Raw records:
##########
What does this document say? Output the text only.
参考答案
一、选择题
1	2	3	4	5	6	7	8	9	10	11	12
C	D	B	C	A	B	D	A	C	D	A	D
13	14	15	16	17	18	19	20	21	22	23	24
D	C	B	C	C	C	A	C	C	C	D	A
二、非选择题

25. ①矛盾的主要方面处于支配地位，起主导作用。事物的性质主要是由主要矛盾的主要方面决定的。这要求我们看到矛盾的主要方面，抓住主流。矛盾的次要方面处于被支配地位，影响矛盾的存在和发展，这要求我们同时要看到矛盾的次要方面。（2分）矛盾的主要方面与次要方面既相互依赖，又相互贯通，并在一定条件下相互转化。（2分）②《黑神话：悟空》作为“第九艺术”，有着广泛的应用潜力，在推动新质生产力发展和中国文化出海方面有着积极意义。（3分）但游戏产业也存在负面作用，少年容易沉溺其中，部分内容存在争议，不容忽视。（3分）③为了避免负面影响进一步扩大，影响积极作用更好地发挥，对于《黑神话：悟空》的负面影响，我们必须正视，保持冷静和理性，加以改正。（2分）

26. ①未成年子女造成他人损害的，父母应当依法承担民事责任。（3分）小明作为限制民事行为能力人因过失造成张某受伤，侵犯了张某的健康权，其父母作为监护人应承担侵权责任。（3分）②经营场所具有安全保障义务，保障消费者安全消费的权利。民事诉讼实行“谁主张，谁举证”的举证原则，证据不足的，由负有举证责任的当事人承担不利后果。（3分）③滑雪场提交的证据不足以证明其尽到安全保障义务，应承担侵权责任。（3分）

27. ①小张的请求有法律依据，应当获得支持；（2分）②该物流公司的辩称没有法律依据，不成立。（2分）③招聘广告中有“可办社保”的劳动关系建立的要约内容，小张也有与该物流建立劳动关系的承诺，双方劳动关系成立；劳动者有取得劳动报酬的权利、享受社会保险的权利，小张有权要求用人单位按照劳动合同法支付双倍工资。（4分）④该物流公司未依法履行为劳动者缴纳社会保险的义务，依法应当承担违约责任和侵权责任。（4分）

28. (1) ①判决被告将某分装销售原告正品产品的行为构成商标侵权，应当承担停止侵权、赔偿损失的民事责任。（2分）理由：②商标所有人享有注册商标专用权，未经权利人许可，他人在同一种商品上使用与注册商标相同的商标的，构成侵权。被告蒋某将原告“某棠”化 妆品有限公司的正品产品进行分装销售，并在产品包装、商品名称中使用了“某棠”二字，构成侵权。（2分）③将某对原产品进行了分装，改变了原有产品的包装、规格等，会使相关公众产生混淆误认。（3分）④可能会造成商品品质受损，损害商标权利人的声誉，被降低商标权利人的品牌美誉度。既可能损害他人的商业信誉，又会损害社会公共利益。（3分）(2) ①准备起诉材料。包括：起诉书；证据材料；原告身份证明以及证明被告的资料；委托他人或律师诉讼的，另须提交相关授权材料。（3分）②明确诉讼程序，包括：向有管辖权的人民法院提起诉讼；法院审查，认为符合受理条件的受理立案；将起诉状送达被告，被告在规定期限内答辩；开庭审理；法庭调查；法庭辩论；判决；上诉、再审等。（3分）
##########
→ SHORT EXERCISE
Write out the full listing, keeping every line exactly as it is.

→ OUTPUT
What does this document say? Output the text only.
参考答案
一、选择题
1	2	3	4	5	6	7	8	9	10	11	12
C	D	B	C	A	B	D	A	C	D	A	D
13	14	15	16	17	18	19	20	21	22	23	24
D	C	B	C	C	C	A	C	C	C	D	A
二、非选择题

25. ①矛盾的主要方面处于支配地位，起主导作用。事物的性质主要是由主要矛盾的主要方面决定的。这要求我们看到矛盾的主要方面，抓住主流。矛盾的次要方面处于被支配地位，影响矛盾的存在和发展，这要求我们同时要看到矛盾的次要方面。（2分）矛盾的主要方面与次要方面既相互依赖，又相互贯通，并在一定条件下相互转化。（2分）②《黑神话：悟空》作为“第九艺术”，有着广泛的应用潜力，在推动新质生产力发展和中国文化出海方面有着积极意义。（3分）但游戏产业也存在负面作用，少年容易沉溺其中，部分内容存在争议，不容忽视。（3分）③为了避免负面影响进一步扩大，影响积极作用更好地发挥，对于《黑神话：悟空》的负面影响，我们必须正视，保持冷静和理性，加以改正。（2分）

26. ①未成年子女造成他人损害的，父母应当依法承担民事责任。（3分）小明作为限制民事行为能力人因过失造成张某受伤，侵犯了张某的健康权，其父母作为监护人应承担侵权责任。（3分）②经营场所具有安全保障义务，保障消费者安全消费的权利。民事诉讼实行“谁主张，谁举证”的举证原则，证据不足的，由负有举证责任的当事人承担不利后果。（3分）③滑雪场提交的证据不足以证明其尽到安全保障义务，应承担侵权责任。（3分）

27. ①小张的请求有法律依据，应当获得支持；（2分）②该物流公司的辩称没有法律依据，不成立。（2分）③招聘广告中有“可办社保”的劳动关系建立的要约内容，小张也有与该物流建立劳动关系的承诺，双方劳动关系成立；劳动者有取得劳动报酬的权利、享受社会保险的权利，小张有权要求用人单位按照劳动合同法支付双倍工资。（4分）④该物流公司未依法履行为劳动者缴纳社会保险的义务，依法应当承担违约责任和侵权责任。（4分）

28. (1) ①判决被告将某分装销售原告正品产品的行为构成商标侵权，应当承担停止侵权、赔偿损失的民事责任。（2分）理由：②商标所有人享有注册商标专用权，未经权利人许可，他人在同一种商品上使用与注册商标相同的商标的，构成侵权。被告蒋某将原告“某棠”化 妆品有限公司的正品产品进行分装销售，并在产品包装、商品名称中使用了“某棠”二字，构成侵权。（2分）③将某对原产品进行了分装，改变了原有产品的包装、规格等，会使相关公众产生混淆误认。（3分）④可能会造成商品品质受损，损害商标权利人的声誉，被降低商标权利人的品牌美誉度。既可能损害他人的商业信誉，又会损害社会公共利益。（3分）(2) ①准备起诉材料。包括：起诉书；证据材料；原告身份证明以及证明被告的资料；委托他人或律师诉讼的，另须提交相关授权材料。（3分）②明确诉讼程序，包括：向有管辖权的人民法院提起诉讼；法院审查，认为符合受理条件的受理立案；将起诉状送达被告，被告在规定期限内答辩；开庭审理；法庭调查；法庭辩论；判决；上诉、再审等。（3分）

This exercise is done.